RECORDS FOR THE EXERCISE:

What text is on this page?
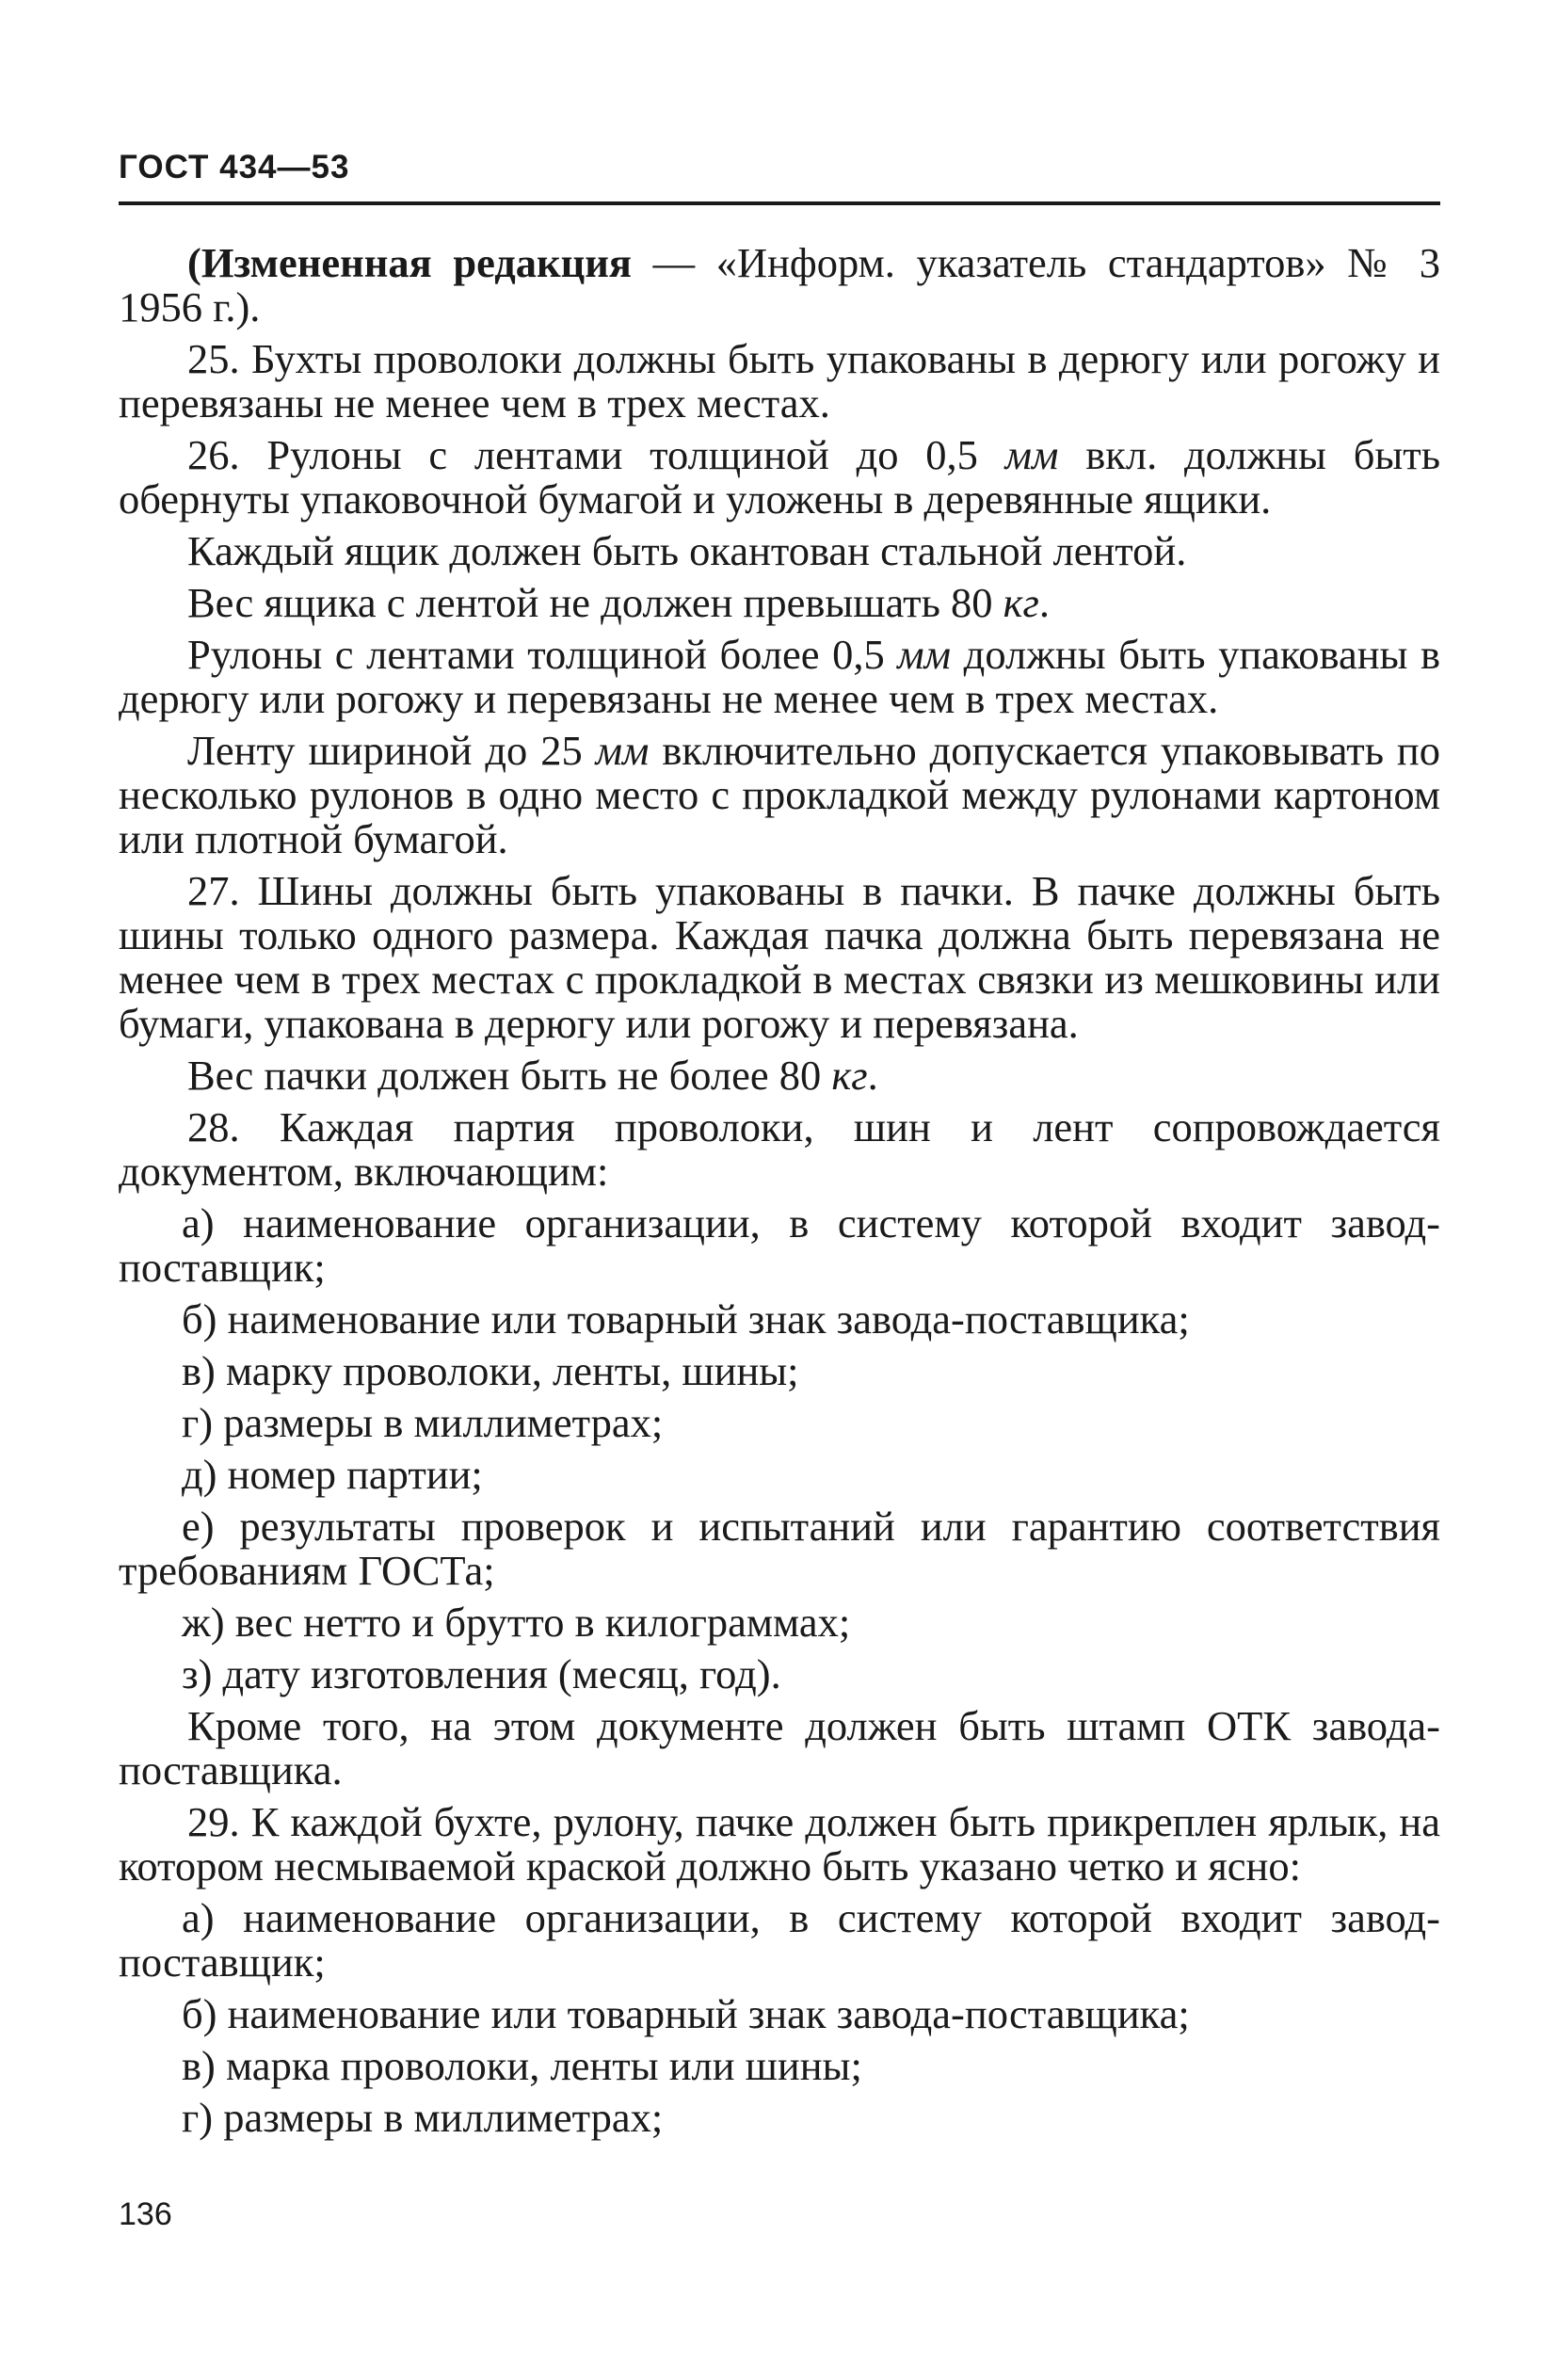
ГОСТ 434—53

(Измененная редакция — «Информ. указатель стандартов» № 3 1956 г.).

25. Бухты проволоки должны быть упакованы в дерюгу или рогожу и перевязаны не менее чем в трех местах.

26. Рулоны с лентами толщиной до 0,5 мм вкл. должны быть обернуты упаковочной бумагой и уложены в деревянные ящики.

Каждый ящик должен быть окантован стальной лентой.

Вес ящика с лентой не должен превышать 80 кг.

Рулоны с лентами толщиной более 0,5 мм должны быть упакованы в дерюгу или рогожу и перевязаны не менее чем в трех местах.

Ленту шириной до 25 мм включительно допускается упаковывать по несколько рулонов в одно место с прокладкой между рулонами картоном или плотной бумагой.

27. Шины должны быть упакованы в пачки. В пачке должны быть шины только одного размера. Каждая пачка должна быть перевязана не менее чем в трех местах с прокладкой в местах связки из мешковины или бумаги, упакована в дерюгу или рогожу и перевязана.

Вес пачки должен быть не более 80 кг.

28. Каждая партия проволоки, шин и лент сопровождается документом, включающим:

а) наименование организации, в систему которой входит завод-поставщик;

б) наименование или товарный знак завода-поставщика;

в) марку проволоки, ленты, шины;

г) размеры в миллиметрах;

д) номер партии;

е) результаты проверок и испытаний или гарантию соответствия требованиям ГОСТа;

ж) вес нетто и брутто в килограммах;

з) дату изготовления (месяц, год).

Кроме того, на этом документе должен быть штамп ОТК завода-поставщика.

29. К каждой бухте, рулону, пачке должен быть прикреплен ярлык, на котором несмываемой краской должно быть указано четко и ясно:

а) наименование организации, в систему которой входит завод-поставщик;

б) наименование или товарный знак завода-поставщика;

в) марка проволоки, ленты или шины;

г) размеры в миллиметрах;

136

WHAT IS BEING ASKED:
Look through the entries and work out how many lines have the word "лентами" in them; reply with that number only.

TASK OUTPUT:
2